YOUR OBJECTIVE ▸ Copy down all of the data underneath, exactly as shown.
Start of ENTRIES
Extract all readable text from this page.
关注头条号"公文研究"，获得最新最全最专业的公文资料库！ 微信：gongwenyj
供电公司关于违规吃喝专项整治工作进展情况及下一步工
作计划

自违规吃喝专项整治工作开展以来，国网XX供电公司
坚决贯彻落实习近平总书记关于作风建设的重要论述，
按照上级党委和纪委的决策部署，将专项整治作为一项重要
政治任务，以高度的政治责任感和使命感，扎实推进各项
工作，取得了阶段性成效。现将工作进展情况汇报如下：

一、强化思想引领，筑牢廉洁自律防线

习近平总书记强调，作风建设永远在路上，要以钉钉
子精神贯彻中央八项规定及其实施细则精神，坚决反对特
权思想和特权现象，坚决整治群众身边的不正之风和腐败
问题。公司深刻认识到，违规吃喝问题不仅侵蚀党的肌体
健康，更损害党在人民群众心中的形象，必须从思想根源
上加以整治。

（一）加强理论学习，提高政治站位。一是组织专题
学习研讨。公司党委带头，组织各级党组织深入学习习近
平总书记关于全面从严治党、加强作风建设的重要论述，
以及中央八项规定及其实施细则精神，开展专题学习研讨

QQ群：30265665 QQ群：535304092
End of ENTRIES
REPLY ▸
Extract all readable text from this page.
关注头条号"公文研究"，获得最新最全最专业的公文资料库！ 微信：gongwenyj
供电公司关于违规吃喝专项整治工作进展情况及下一步工
作计划

自违规吃喝专项整治工作开展以来，国网XX供电公司
坚决贯彻落实习近平总书记关于作风建设的重要论述，
按照上级党委和纪委的决策部署，将专项整治作为一项重要
政治任务，以高度的政治责任感和使命感，扎实推进各项
工作，取得了阶段性成效。现将工作进展情况汇报如下：

一、强化思想引领，筑牢廉洁自律防线

习近平总书记强调，作风建设永远在路上，要以钉钉
子精神贯彻中央八项规定及其实施细则精神，坚决反对特
权思想和特权现象，坚决整治群众身边的不正之风和腐败
问题。公司深刻认识到，违规吃喝问题不仅侵蚀党的肌体
健康，更损害党在人民群众心中的形象，必须从思想根源
上加以整治。

（一）加强理论学习，提高政治站位。一是组织专题
学习研讨。公司党委带头，组织各级党组织深入学习习近
平总书记关于全面从严治党、加强作风建设的重要论述，
以及中央八项规定及其实施细则精神，开展专题学习研讨

QQ群：30265665 QQ群：535304092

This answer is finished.